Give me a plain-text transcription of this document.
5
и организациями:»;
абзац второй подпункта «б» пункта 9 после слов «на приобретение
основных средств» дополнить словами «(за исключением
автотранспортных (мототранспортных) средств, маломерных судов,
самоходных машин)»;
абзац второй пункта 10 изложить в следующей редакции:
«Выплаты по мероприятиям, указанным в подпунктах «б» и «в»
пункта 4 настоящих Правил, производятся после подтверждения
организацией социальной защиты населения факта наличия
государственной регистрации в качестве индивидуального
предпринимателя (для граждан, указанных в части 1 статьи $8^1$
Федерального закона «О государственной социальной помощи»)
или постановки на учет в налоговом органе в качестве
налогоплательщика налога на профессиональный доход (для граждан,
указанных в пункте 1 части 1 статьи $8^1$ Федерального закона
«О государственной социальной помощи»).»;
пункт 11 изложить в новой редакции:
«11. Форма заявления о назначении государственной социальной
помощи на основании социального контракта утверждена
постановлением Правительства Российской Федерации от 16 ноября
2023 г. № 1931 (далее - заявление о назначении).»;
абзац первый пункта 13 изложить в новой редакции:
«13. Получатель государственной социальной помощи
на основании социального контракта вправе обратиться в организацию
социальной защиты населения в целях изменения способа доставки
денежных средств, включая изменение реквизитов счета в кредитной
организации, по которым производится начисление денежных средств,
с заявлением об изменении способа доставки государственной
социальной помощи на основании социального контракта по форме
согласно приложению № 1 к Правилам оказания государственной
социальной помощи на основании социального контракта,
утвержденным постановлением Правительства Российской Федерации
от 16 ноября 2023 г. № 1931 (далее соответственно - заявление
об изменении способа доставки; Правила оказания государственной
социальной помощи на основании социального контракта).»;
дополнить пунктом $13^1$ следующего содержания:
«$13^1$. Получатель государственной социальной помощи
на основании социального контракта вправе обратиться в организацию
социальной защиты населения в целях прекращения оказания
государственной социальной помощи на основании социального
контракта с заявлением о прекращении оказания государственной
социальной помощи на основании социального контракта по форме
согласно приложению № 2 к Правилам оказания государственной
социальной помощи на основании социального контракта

_What this task involves_:
Search the listing above for the string "Российской". Copy every line that contains it.

_Output of the task_:
постановлением Правительства Российской Федерации от 16 ноября
утвержденным постановлением Правительства Российской Федерации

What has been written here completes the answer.